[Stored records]
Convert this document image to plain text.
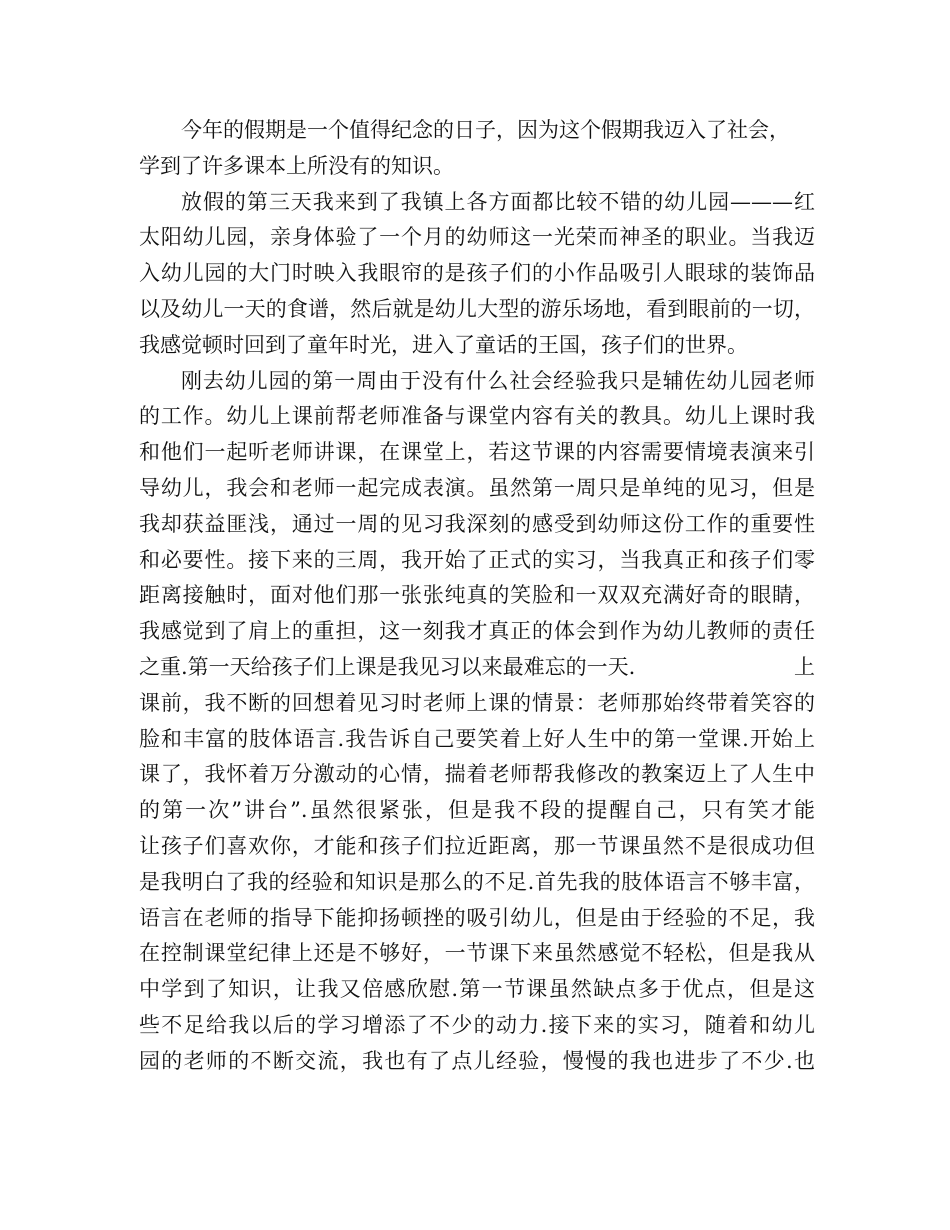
今年的假期是一个值得纪念的日子，因为这个假期我迈入了社会，
学到了许多课本上所没有的知识。
放假的第三天我来到了我镇上各方面都比较不错的幼儿园———红
太阳幼儿园，亲身体验了一个月的幼师这一光荣而神圣的职业。当我迈
入幼儿园的大门时映入我眼帘的是孩子们的小作品吸引人眼球的装饰品
以及幼儿一天的食谱，然后就是幼儿大型的游乐场地，看到眼前的一切，
我感觉顿时回到了童年时光，进入了童话的王国，孩子们的世界。
刚去幼儿园的第一周由于没有什么社会经验我只是辅佐幼儿园老师
的工作。幼儿上课前帮老师准备与课堂内容有关的教具。幼儿上课时我
和他们一起听老师讲课，在课堂上，若这节课的内容需要情境表演来引
导幼儿，我会和老师一起完成表演。虽然第一周只是单纯的见习，但是
我却获益匪浅，通过一周的见习我深刻的感受到幼师这份工作的重要性
和必要性。接下来的三周，我开始了正式的实习，当我真正和孩子们零
距离接触时，面对他们那一张张纯真的笑脸和一双双充满好奇的眼睛，
我感觉到了肩上的重担，这一刻我才真正的体会到作为幼儿教师的责任
之重.第一天给孩子们上课是我见习以来最难忘的一天.	上
课前，我不断的回想着见习时老师上课的情景：老师那始终带着笑容的
脸和丰富的肢体语言.我告诉自己要笑着上好人生中的第一堂课.开始上
课了，我怀着万分激动的心情，揣着老师帮我修改的教案迈上了人生中
的第一次”讲台”.虽然很紧张，但是我不段的提醒自己，只有笑才能
让孩子们喜欢你，才能和孩子们拉近距离，那一节课虽然不是很成功但
是我明白了我的经验和知识是那么的不足.首先我的肢体语言不够丰富，
语言在老师的指导下能抑扬顿挫的吸引幼儿，但是由于经验的不足，我
在控制课堂纪律上还是不够好，一节课下来虽然感觉不轻松，但是我从
中学到了知识，让我又倍感欣慰.第一节课虽然缺点多于优点，但是这
些不足给我以后的学习增添了不少的动力.接下来的实习，随着和幼儿
园的老师的不断交流，我也有了点儿经验，慢慢的我也进步了不少.也
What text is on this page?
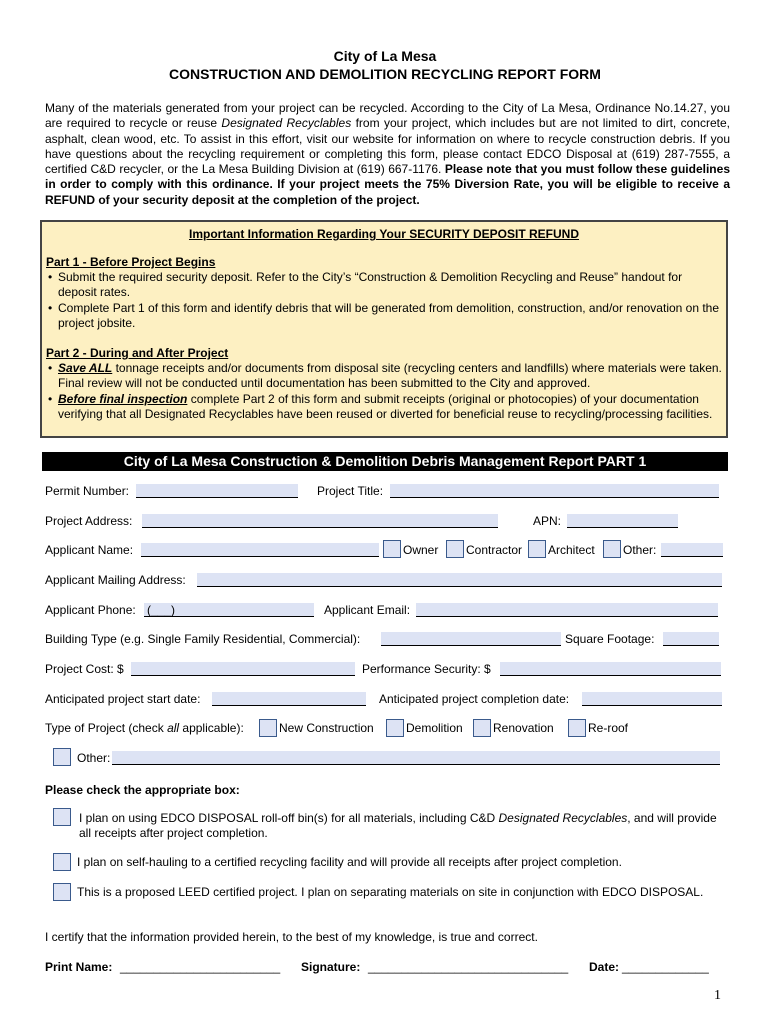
City of La Mesa
CONSTRUCTION AND DEMOLITION RECYCLING REPORT FORM
Many of the materials generated from your project can be recycled. According to the City of La Mesa, Ordinance No.14.27, you are required to recycle or reuse Designated Recyclables from your project, which includes but are not limited to dirt, concrete, asphalt, clean wood, etc. To assist in this effort, visit our website for information on where to recycle construction debris. If you have questions about the recycling requirement or completing this form, please contact EDCO Disposal at (619) 287-7555, a certified C&D recycler, or the La Mesa Building Division at (619) 667-1176. Please note that you must follow these guidelines in order to comply with this ordinance. If your project meets the 75% Diversion Rate, you will be eligible to receive a REFUND of your security deposit at the completion of the project.
Important Information Regarding Your SECURITY DEPOSIT REFUND
Part 1 - Before Project Begins
• Submit the required security deposit. Refer to the City’s “Construction & Demolition Recycling and Reuse” handout for deposit rates.
• Complete Part 1 of this form and identify debris that will be generated from demolition, construction, and/or renovation on the project jobsite.
Part 2 - During and After Project
• Save ALL tonnage receipts and/or documents from disposal site (recycling centers and landfills) where materials were taken. Final review will not be conducted until documentation has been submitted to the City and approved.
• Before final inspection complete Part 2 of this form and submit receipts (original or photocopies) of your documentation verifying that all Designated Recyclables have been reused or diverted for beneficial reuse to recycling/processing facilities.
City of La Mesa Construction & Demolition Debris Management Report PART 1
Permit Number:	Project Title:
Project Address:	APN:
Applicant Name:	Owner Contractor Architect Other:
Applicant Mailing Address:
Applicant Phone: (___)	Applicant Email:
Building Type (e.g. Single Family Residential, Commercial):	Square Footage:
Project Cost: $	Performance Security: $
Anticipated project start date:	Anticipated project completion date:
Type of Project (check all applicable):	New Construction	Demolition	Renovation	Re-roof
Other:
Please check the appropriate box:
I plan on using EDCO DISPOSAL roll-off bin(s) for all materials, including C&D Designated Recyclables, and will provide all receipts after project completion.
I plan on self-hauling to a certified recycling facility and will provide all receipts after project completion.
This is a proposed LEED certified project. I plan on separating materials on site in conjunction with EDCO DISPOSAL.
I certify that the information provided herein, to the best of my knowledge, is true and correct.
Print Name: ________________________ Signature: ______________________________ Date: _____________
1
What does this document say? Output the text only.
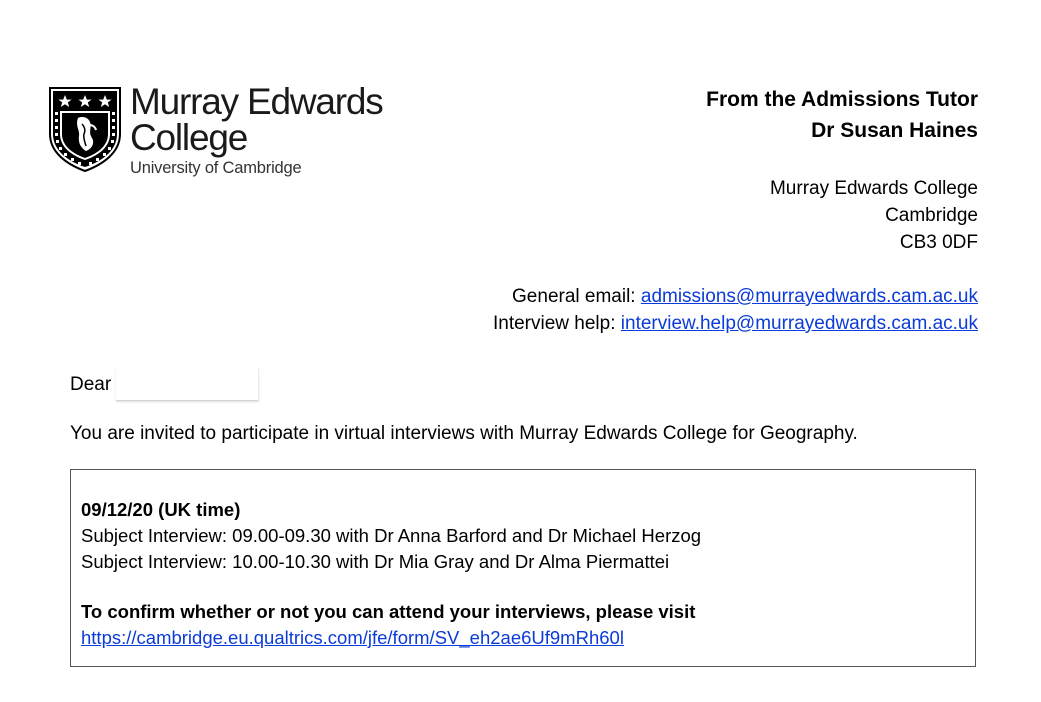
Murray Edwards
College
University of Cambridge
From the Admissions Tutor
Dr Susan Haines
Murray Edwards College
Cambridge
CB3 0DF
General email: admissions@murrayedwards.cam.ac.uk
Interview help: interview.help@murrayedwards.cam.ac.uk
Dear
You are invited to participate in virtual interviews with Murray Edwards College for Geography.
09/12/20 (UK time)
Subject Interview: 09.00-09.30 with Dr Anna Barford and Dr Michael Herzog
Subject Interview: 10.00-10.30 with Dr Mia Gray and Dr Alma Piermattei
To confirm whether or not you can attend your interviews, please visit
https://cambridge.eu.qualtrics.com/jfe/form/SV_eh2ae6Uf9mRh60l
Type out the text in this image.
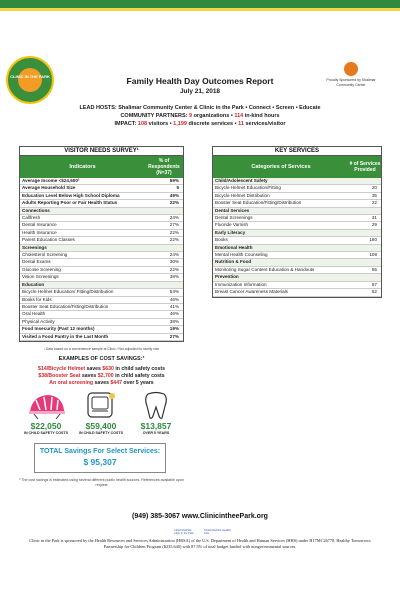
CLINIC IN THE PARK
Proudly Sponsored by Shalimar Community Center
Family Health Day Outcomes Report
July 21, 2018
LEAD HOSTS: Shalimar Community Center & Clinic in the Park • Connect • Screen • Educate
COMMUNITY PARTNERS: 9 organizations • 114 in-kind hours
IMPACT: 108 visitors • 1,199 discrete services • 11 services/visitor
VISITOR NEEDS SURVEY¹
Indicators
% of Respondents (N=37)
Average Income <$24,600²	59%
Average Household Size	5
Education Level Below High School Diploma	49%
Adults Reporting Poor or Fair Health Status	22%
Connections
Callfresh	24%
Dental Insurance	27%
Health Insurance	22%
Parent Education Classes	22%
Screenings
Cholesterol Screening	24%
Dental Exams	30%
Glucose Screening	22%
Vision Screenings	38%
Education
Bicycle Helmet Education/ Fitting/Distribution	54%
Books for Kids	46%
Booster Seat Education/Fitting/Distribution	41%
Oral Health	46%
Physical Activity	38%
Food Insecurity (Past 12 months)	19%
Visited a Food Pantry in the Last Month	27%
¹ Data based on a convenience sample at Clinic / Not adjusted for family size
KEY SERVICES
Categories of Services	# of Services Provided
Child/Adolescent Safety
Bicycle Helmet Education/Fitting	20
Bicycle Helmet Distribution	35
Booster Seat Education/Fitting/Distribution	22
Dental Services
Dental Screenings	31
Fluoride Varnish	29
Early Literacy
Books	180
Emotional Health
Mental Health Counseling	108
Nutrition & Food
Monitoring Sugar Content Education & Handouts	55
Prevention
Immunization Information	57
Breast Cancer Awareness Materials	62
EXAMPLES OF COST SAVINGS:³
$14/Bicycle Helmet saves $630 in child safety costs
$38/Booster Seat saves $2,700 in child safety costs
An oral screening saves $447 over 5 years
$22,050	$59,400	$13,857
IN CHILD SAFETY COSTS	IN CHILD SAFETY COSTS	OVER 5 YEARS
TOTAL Savings For Select Services:
$ 95,307
³ The cost savings is estimated using several different public health sources. References available upon request
(949) 385-3067 www.ClinicintheePark.org
ClinicInthePark Clinic in the Park
ClinicInthePark Healthy Kids
Clinic in the Park is sponsored by the Health Resources and Services Administration (HRSA) of the U.S. Department of Health and Human Services (HHS) under H17MC26778, Healthy Tomorrows Partnership for Children Program ($235,640) with 87.5% of total budget funded with nongovernmental sources.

# Set exercise
Each line above that includes "Booster" counts once; state the total and nothing more.

# Answer
3